_Task objective_: Using the records below, locate all lines containing "mehr" and return them.

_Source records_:
---

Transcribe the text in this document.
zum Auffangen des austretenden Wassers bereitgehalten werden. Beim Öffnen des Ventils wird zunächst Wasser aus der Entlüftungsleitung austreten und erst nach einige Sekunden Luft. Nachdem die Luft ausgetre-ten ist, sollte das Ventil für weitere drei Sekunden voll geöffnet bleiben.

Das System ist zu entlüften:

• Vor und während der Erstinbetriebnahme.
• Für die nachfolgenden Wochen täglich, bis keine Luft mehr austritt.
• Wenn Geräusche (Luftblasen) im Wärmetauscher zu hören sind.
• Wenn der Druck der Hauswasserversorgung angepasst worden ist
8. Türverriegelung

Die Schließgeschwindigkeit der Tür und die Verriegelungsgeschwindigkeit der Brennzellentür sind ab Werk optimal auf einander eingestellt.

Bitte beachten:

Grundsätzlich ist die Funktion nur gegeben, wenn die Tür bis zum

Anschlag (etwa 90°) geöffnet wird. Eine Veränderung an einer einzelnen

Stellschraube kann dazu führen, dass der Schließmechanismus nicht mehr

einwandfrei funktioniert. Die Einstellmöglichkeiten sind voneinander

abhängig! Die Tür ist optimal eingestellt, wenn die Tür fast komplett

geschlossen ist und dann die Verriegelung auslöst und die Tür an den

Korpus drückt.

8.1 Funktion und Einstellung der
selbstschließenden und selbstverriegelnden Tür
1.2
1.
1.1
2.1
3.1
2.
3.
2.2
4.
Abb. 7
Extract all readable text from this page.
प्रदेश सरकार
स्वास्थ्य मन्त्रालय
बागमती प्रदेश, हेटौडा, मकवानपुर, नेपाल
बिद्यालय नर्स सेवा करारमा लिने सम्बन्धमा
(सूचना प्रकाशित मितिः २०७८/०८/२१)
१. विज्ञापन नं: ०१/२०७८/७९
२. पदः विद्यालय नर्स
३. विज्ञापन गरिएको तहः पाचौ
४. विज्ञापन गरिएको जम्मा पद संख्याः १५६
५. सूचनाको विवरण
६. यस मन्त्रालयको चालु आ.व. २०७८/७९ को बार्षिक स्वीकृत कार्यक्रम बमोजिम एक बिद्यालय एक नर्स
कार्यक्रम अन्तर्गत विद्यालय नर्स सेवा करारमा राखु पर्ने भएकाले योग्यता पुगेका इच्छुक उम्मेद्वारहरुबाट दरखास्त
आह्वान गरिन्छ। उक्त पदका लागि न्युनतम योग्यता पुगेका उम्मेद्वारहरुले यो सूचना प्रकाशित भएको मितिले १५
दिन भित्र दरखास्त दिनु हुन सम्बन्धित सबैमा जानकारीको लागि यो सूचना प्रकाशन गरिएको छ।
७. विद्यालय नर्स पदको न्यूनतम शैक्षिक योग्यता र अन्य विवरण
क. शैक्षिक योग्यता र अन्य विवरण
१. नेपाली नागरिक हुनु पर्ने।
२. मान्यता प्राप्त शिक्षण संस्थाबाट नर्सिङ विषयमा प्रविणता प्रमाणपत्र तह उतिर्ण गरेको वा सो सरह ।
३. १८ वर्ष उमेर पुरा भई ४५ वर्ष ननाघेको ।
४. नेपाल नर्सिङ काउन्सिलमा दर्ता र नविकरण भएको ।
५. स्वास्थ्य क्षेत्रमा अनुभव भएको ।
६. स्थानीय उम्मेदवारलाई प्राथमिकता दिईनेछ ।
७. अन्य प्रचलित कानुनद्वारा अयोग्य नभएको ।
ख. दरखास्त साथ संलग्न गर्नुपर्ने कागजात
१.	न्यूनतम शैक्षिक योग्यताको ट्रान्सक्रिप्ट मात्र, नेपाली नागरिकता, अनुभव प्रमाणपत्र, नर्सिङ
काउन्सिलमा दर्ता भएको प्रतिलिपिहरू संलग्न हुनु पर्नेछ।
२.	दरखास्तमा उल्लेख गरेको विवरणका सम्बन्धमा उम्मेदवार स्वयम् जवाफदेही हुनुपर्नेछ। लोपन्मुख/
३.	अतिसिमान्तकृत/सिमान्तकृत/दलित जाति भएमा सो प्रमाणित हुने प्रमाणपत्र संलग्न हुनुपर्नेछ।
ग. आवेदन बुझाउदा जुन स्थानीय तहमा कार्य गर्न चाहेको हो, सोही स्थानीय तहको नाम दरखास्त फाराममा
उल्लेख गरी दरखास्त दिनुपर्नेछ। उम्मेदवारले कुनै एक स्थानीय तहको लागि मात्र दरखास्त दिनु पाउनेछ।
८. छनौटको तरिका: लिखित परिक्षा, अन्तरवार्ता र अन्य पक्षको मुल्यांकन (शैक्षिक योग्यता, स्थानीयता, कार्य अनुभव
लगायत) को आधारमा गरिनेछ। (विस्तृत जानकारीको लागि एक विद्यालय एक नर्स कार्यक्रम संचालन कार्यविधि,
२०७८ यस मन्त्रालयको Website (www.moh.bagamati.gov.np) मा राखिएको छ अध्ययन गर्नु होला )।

---

_Finished task_:
• Für die nachfolgenden Wochen täglich, bis keine Luft mehr austritt.
Stellschraube kann dazu führen, dass der Schließmechanismus nicht mehr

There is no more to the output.